▶ **GIVEN INSTRUCTION**: Each entry below must be repeated exactly, with pictures left out.
-- Start of TASK INPUT --
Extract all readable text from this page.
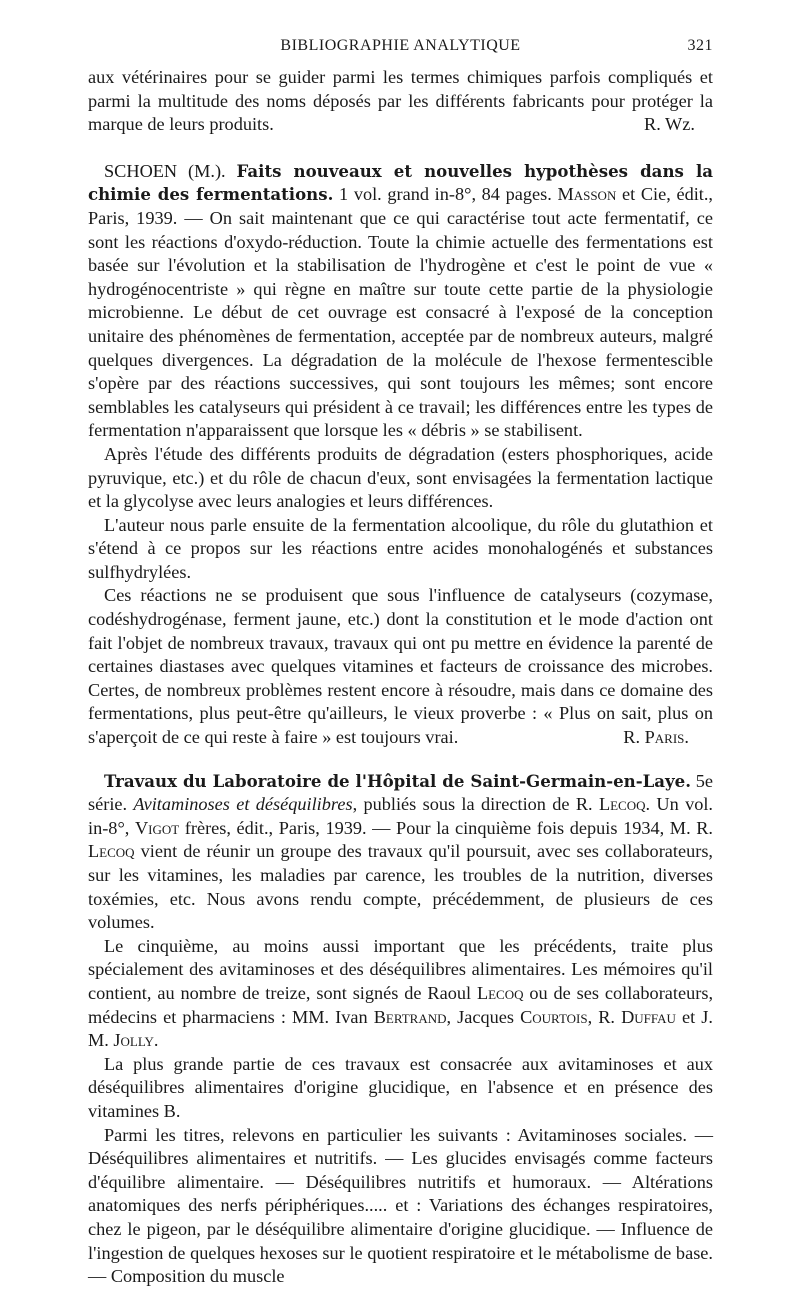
BIBLIOGRAPHIE ANALYTIQUE	321

aux vétérinaires pour se guider parmi les termes chimiques parfois compliqués et parmi la multitude des noms déposés par les différents fabricants pour protéger la marque de leurs produits.	R. Wz.

SCHOEN (M.). Faits nouveaux et nouvelles hypothèses dans la chimie des fermentations. 1 vol. grand in-8°, 84 pages. Masson et Cie, édit., Paris, 1939. — On sait maintenant que ce qui caractérise tout acte fermentatif, ce sont les réactions d'oxydo-réduction. Toute la chimie actuelle des fermentations est basée sur l'évolution et la stabilisation de l'hydrogène et c'est le point de vue « hydrogénocentriste » qui règne en maître sur toute cette partie de la physiologie microbienne. Le début de cet ouvrage est consacré à l'exposé de la conception unitaire des phénomènes de fermentation, acceptée par de nombreux auteurs, malgré quelques divergences. La dégradation de la molécule de l'hexose fermentescible s'opère par des réactions successives, qui sont toujours les mêmes; sont encore semblables les catalyseurs qui président à ce travail; les différences entre les types de fermentation n'apparaissent que lorsque les « débris » se stabilisent.

Après l'étude des différents produits de dégradation (esters phosphoriques, acide pyruvique, etc.) et du rôle de chacun d'eux, sont envisagées la fermentation lactique et la glycolyse avec leurs analogies et leurs différences.

L'auteur nous parle ensuite de la fermentation alcoolique, du rôle du glutathion et s'étend à ce propos sur les réactions entre acides monohalogénés et substances sulfhydrylées.

Ces réactions ne se produisent que sous l'influence de catalyseurs (cozymase, codéshydrogénase, ferment jaune, etc.) dont la constitution et le mode d'action ont fait l'objet de nombreux travaux, travaux qui ont pu mettre en évidence la parenté de certaines diastases avec quelques vitamines et facteurs de croissance des microbes. Certes, de nombreux problèmes restent encore à résoudre, mais dans ce domaine des fermentations, plus peut-être qu'ailleurs, le vieux proverbe : « Plus on sait, plus on s'aperçoit de ce qui reste à faire » est toujours vrai.	R. Paris.

Travaux du Laboratoire de l'Hôpital de Saint-Germain-en-Laye. 5e série. Avitaminoses et déséquilibres, publiés sous la direction de R. Lecoq. Un vol. in-8°, Vigot frères, édit., Paris, 1939. — Pour la cinquième fois depuis 1934, M. R. Lecoq vient de réunir un groupe des travaux qu'il poursuit, avec ses collaborateurs, sur les vitamines, les maladies par carence, les troubles de la nutrition, diverses toxémies, etc. Nous avons rendu compte, précédemment, de plusieurs de ces volumes.

Le cinquième, au moins aussi important que les précédents, traite plus spécialement des avitaminoses et des déséquilibres alimentaires. Les mémoires qu'il contient, au nombre de treize, sont signés de Raoul Lecoq ou de ses collaborateurs, médecins et pharmaciens : MM. Ivan Bertrand, Jacques Courtois, R. Duffau et J. M. Jolly.

La plus grande partie de ces travaux est consacrée aux avitaminoses et aux déséquilibres alimentaires d'origine glucidique, en l'absence et en présence des vitamines B.

Parmi les titres, relevons en particulier les suivants : Avitaminoses sociales. — Déséquilibres alimentaires et nutritifs. — Les glucides envisagés comme facteurs d'équilibre alimentaire. — Déséquilibres nutritifs et humoraux. — Altérations anatomiques des nerfs périphériques..... et : Variations des échanges respiratoires, chez le pigeon, par le déséquilibre alimentaire d'origine glucidique. — Influence de l'ingestion de quelques hexoses sur le quotient respiratoire et le métabolisme de base. — Composition du muscle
-- End of TASK INPUT --
▶ **OUTPUT BELOW**:
Extract all readable text from this page.
BIBLIOGRAPHIE ANALYTIQUE	321

aux vétérinaires pour se guider parmi les termes chimiques parfois compliqués et parmi la multitude des noms déposés par les différents fabricants pour protéger la marque de leurs produits.	R. Wz.

SCHOEN (M.). Faits nouveaux et nouvelles hypothèses dans la chimie des fermentations. 1 vol. grand in-8°, 84 pages. Masson et Cie, édit., Paris, 1939. — On sait maintenant que ce qui caractérise tout acte fermentatif, ce sont les réactions d'oxydo-réduction. Toute la chimie actuelle des fermentations est basée sur l'évolution et la stabilisation de l'hydrogène et c'est le point de vue « hydrogénocentriste » qui règne en maître sur toute cette partie de la physiologie microbienne. Le début de cet ouvrage est consacré à l'exposé de la conception unitaire des phénomènes de fermentation, acceptée par de nombreux auteurs, malgré quelques divergences. La dégradation de la molécule de l'hexose fermentescible s'opère par des réactions successives, qui sont toujours les mêmes; sont encore semblables les catalyseurs qui président à ce travail; les différences entre les types de fermentation n'apparaissent que lorsque les « débris » se stabilisent.

Après l'étude des différents produits de dégradation (esters phosphoriques, acide pyruvique, etc.) et du rôle de chacun d'eux, sont envisagées la fermentation lactique et la glycolyse avec leurs analogies et leurs différences.

L'auteur nous parle ensuite de la fermentation alcoolique, du rôle du glutathion et s'étend à ce propos sur les réactions entre acides monohalogénés et substances sulfhydrylées.

Ces réactions ne se produisent que sous l'influence de catalyseurs (cozymase, codéshydrogénase, ferment jaune, etc.) dont la constitution et le mode d'action ont fait l'objet de nombreux travaux, travaux qui ont pu mettre en évidence la parenté de certaines diastases avec quelques vitamines et facteurs de croissance des microbes. Certes, de nombreux problèmes restent encore à résoudre, mais dans ce domaine des fermentations, plus peut-être qu'ailleurs, le vieux proverbe : « Plus on sait, plus on s'aperçoit de ce qui reste à faire » est toujours vrai.	R. Paris.

Travaux du Laboratoire de l'Hôpital de Saint-Germain-en-Laye. 5e série. Avitaminoses et déséquilibres, publiés sous la direction de R. Lecoq. Un vol. in-8°, Vigot frères, édit., Paris, 1939. — Pour la cinquième fois depuis 1934, M. R. Lecoq vient de réunir un groupe des travaux qu'il poursuit, avec ses collaborateurs, sur les vitamines, les maladies par carence, les troubles de la nutrition, diverses toxémies, etc. Nous avons rendu compte, précédemment, de plusieurs de ces volumes.

Le cinquième, au moins aussi important que les précédents, traite plus spécialement des avitaminoses et des déséquilibres alimentaires. Les mémoires qu'il contient, au nombre de treize, sont signés de Raoul Lecoq ou de ses collaborateurs, médecins et pharmaciens : MM. Ivan Bertrand, Jacques Courtois, R. Duffau et J. M. Jolly.

La plus grande partie de ces travaux est consacrée aux avitaminoses et aux déséquilibres alimentaires d'origine glucidique, en l'absence et en présence des vitamines B.

Parmi les titres, relevons en particulier les suivants : Avitaminoses sociales. — Déséquilibres alimentaires et nutritifs. — Les glucides envisagés comme facteurs d'équilibre alimentaire. — Déséquilibres nutritifs et humoraux. — Altérations anatomiques des nerfs périphériques..... et : Variations des échanges respiratoires, chez le pigeon, par le déséquilibre alimentaire d'origine glucidique. — Influence de l'ingestion de quelques hexoses sur le quotient respiratoire et le métabolisme de base. — Composition du muscle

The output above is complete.